*GOAL*: Copy out all of the material, matching it word for word.

*MATERIAL PROVIDED*:
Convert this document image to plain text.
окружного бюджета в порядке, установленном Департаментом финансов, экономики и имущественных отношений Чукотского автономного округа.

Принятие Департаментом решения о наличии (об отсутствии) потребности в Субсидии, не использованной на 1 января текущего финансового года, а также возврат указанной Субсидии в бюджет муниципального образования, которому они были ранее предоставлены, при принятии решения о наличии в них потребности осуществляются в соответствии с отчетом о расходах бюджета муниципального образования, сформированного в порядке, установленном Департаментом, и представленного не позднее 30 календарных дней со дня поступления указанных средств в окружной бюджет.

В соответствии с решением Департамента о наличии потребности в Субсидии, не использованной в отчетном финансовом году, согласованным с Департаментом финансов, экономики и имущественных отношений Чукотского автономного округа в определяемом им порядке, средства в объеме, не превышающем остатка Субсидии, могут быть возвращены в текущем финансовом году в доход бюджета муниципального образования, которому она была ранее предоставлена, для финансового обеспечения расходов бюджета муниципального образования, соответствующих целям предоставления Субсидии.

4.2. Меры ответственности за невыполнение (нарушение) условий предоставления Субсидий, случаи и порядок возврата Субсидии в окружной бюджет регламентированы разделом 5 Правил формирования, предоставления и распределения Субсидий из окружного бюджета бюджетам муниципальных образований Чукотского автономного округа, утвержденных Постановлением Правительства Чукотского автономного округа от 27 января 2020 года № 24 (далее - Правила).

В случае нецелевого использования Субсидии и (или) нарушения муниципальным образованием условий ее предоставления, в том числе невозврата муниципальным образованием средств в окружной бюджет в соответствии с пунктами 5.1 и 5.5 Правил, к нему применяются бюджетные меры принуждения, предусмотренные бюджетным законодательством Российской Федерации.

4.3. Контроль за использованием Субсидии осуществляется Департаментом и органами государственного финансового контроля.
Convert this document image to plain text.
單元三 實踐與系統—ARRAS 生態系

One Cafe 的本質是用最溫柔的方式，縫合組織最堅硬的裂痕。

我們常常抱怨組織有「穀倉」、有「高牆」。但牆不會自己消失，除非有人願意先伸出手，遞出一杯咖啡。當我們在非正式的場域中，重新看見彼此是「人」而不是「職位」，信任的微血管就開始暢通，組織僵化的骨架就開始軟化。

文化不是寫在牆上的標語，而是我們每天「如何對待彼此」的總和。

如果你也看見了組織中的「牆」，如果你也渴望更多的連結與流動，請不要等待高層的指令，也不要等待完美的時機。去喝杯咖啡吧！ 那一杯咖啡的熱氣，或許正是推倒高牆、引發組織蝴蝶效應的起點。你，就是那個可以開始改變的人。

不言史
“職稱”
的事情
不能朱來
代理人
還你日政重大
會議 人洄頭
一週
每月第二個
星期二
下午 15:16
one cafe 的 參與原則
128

*TASK RESPONSE*:
Convert this document image to plain text.
окружного бюджета в порядке, установленном Департаментом финансов, экономики и имущественных отношений Чукотского автономного округа.

Принятие Департаментом решения о наличии (об отсутствии) потребности в Субсидии, не использованной на 1 января текущего финансового года, а также возврат указанной Субсидии в бюджет муниципального образования, которому они были ранее предоставлены, при принятии решения о наличии в них потребности осуществляются в соответствии с отчетом о расходах бюджета муниципального образования, сформированного в порядке, установленном Департаментом, и представленного не позднее 30 календарных дней со дня поступления указанных средств в окружной бюджет.

В соответствии с решением Департамента о наличии потребности в Субсидии, не использованной в отчетном финансовом году, согласованным с Департаментом финансов, экономики и имущественных отношений Чукотского автономного округа в определяемом им порядке, средства в объеме, не превышающем остатка Субсидии, могут быть возвращены в текущем финансовом году в доход бюджета муниципального образования, которому она была ранее предоставлена, для финансового обеспечения расходов бюджета муниципального образования, соответствующих целям предоставления Субсидии.

4.2. Меры ответственности за невыполнение (нарушение) условий предоставления Субсидий, случаи и порядок возврата Субсидии в окружной бюджет регламентированы разделом 5 Правил формирования, предоставления и распределения Субсидий из окружного бюджета бюджетам муниципальных образований Чукотского автономного округа, утвержденных Постановлением Правительства Чукотского автономного округа от 27 января 2020 года № 24 (далее - Правила).

В случае нецелевого использования Субсидии и (или) нарушения муниципальным образованием условий ее предоставления, в том числе невозврата муниципальным образованием средств в окружной бюджет в соответствии с пунктами 5.1 и 5.5 Правил, к нему применяются бюджетные меры принуждения, предусмотренные бюджетным законодательством Российской Федерации.

4.3. Контроль за использованием Субсидии осуществляется Департаментом и органами государственного финансового контроля.
Convert this document image to plain text.
單元三 實踐與系統—ARRAS 生態系

One Cafe 的本質是用最溫柔的方式，縫合組織最堅硬的裂痕。

我們常常抱怨組織有「穀倉」、有「高牆」。但牆不會自己消失，除非有人願意先伸出手，遞出一杯咖啡。當我們在非正式的場域中，重新看見彼此是「人」而不是「職位」，信任的微血管就開始暢通，組織僵化的骨架就開始軟化。

文化不是寫在牆上的標語，而是我們每天「如何對待彼此」的總和。

如果你也看見了組織中的「牆」，如果你也渴望更多的連結與流動，請不要等待高層的指令，也不要等待完美的時機。去喝杯咖啡吧！ 那一杯咖啡的熱氣，或許正是推倒高牆、引發組織蝴蝶效應的起點。你，就是那個可以開始改變的人。

不言史
“職稱”
的事情
不能朱來
代理人
還你日政重大
會議 人洄頭
一週
每月第二個
星期二
下午 15:16
one cafe 的 參與原則
128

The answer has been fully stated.